**Set task**
Determine the number of lines containing the word "mechanismů", and state that figure alone.

**Input records**
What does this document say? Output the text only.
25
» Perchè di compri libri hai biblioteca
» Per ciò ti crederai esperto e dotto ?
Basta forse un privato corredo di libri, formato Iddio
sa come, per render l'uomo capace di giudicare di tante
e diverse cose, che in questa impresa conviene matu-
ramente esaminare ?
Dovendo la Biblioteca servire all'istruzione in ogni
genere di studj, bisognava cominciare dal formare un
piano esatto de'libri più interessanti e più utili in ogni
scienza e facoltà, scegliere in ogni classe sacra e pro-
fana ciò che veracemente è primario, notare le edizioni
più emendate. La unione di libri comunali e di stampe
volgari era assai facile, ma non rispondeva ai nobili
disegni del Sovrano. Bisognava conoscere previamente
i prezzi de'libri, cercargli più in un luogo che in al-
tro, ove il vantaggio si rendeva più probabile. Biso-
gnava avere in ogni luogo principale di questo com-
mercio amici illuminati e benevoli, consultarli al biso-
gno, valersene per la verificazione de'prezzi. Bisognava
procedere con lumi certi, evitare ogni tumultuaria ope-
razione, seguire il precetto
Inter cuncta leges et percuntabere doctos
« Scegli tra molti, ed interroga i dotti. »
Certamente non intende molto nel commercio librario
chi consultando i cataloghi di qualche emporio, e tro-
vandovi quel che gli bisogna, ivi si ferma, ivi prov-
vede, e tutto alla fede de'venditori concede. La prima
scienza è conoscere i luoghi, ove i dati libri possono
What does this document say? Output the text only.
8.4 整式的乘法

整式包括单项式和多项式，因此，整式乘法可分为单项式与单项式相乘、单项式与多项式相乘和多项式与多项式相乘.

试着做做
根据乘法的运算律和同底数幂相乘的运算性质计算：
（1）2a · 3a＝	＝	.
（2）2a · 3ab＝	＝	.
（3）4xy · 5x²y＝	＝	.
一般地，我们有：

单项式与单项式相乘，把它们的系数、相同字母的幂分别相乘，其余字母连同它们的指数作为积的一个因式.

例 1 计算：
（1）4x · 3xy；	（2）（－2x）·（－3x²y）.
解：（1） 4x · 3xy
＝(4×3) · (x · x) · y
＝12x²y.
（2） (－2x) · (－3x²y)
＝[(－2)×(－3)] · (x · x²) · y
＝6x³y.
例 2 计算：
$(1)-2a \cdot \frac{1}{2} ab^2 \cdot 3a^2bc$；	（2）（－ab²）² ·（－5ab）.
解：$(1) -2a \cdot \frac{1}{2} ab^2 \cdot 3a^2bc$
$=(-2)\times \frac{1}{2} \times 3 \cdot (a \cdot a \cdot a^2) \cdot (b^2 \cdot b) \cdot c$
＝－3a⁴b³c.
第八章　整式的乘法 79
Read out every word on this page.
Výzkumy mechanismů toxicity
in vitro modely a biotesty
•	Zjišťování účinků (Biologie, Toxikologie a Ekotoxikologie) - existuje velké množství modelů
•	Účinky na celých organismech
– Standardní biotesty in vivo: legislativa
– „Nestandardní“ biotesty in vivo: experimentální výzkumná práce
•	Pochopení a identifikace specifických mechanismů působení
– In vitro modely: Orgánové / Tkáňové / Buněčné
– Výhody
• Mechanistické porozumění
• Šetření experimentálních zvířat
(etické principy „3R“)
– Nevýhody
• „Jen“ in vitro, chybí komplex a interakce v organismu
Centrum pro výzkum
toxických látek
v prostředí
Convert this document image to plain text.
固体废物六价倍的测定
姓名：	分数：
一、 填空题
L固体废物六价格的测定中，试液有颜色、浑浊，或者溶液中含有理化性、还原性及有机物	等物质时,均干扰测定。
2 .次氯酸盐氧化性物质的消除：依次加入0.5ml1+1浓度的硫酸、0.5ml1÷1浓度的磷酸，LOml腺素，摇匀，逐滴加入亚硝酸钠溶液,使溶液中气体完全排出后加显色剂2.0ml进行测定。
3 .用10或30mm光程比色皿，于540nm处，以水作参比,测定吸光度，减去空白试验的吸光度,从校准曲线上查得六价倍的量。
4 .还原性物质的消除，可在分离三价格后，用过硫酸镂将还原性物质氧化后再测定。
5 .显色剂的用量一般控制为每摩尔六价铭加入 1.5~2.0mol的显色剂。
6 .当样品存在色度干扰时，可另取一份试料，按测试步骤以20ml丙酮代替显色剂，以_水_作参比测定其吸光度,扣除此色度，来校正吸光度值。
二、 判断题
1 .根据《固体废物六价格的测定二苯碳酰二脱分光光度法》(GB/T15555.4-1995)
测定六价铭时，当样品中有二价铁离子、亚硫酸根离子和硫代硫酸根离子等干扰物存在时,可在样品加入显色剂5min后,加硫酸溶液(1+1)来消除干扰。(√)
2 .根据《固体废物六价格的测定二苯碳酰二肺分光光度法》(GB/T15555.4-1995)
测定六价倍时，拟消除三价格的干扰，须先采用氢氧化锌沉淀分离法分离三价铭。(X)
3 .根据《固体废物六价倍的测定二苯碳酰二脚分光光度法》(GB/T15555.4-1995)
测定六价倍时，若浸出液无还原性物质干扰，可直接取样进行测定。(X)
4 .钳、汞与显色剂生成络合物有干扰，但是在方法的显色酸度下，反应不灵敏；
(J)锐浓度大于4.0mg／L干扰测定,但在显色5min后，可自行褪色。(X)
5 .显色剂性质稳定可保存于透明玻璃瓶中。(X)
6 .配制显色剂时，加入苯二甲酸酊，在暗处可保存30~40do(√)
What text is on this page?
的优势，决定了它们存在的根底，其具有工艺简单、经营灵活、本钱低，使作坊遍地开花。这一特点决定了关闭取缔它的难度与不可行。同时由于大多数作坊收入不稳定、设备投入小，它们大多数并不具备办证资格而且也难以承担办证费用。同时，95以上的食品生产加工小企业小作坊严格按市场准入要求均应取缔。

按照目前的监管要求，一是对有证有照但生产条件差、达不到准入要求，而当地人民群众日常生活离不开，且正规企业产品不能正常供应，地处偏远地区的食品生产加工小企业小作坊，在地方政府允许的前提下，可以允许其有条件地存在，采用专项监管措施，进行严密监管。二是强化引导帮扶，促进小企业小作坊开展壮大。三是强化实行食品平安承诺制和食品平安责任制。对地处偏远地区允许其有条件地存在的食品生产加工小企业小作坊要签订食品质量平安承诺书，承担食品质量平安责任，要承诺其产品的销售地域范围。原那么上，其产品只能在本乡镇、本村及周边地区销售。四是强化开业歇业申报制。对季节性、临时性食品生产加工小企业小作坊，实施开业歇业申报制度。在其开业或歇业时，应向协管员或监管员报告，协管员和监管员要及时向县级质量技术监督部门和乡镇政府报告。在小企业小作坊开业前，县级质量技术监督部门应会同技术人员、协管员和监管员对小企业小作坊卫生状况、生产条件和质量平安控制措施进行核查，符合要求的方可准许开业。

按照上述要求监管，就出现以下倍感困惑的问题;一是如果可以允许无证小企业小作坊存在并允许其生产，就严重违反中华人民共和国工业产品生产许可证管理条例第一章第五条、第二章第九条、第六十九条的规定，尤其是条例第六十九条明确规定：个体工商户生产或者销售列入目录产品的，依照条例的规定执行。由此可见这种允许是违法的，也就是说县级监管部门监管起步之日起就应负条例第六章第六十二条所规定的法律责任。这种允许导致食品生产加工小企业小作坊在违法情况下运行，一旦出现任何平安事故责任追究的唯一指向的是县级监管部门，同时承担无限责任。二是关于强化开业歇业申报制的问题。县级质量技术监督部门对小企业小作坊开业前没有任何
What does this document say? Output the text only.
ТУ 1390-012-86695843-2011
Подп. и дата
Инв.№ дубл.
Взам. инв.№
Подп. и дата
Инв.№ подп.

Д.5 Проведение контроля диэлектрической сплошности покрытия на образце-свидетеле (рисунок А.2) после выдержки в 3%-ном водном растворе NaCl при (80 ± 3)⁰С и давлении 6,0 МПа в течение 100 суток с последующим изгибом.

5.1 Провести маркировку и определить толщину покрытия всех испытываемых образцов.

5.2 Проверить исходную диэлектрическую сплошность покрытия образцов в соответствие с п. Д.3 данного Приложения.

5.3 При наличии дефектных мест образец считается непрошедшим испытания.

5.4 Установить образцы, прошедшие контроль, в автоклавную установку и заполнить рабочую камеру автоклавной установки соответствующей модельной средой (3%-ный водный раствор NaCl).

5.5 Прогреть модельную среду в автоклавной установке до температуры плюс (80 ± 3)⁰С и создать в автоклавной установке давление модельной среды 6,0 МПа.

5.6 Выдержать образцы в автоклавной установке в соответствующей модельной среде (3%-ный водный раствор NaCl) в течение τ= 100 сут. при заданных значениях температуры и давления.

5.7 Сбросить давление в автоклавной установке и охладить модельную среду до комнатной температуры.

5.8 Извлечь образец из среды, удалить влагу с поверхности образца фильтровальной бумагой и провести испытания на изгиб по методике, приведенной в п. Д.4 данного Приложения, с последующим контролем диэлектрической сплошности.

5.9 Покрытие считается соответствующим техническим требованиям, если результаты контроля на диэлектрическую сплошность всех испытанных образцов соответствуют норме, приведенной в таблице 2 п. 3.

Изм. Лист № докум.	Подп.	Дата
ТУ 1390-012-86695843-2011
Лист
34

**Problem solution**
2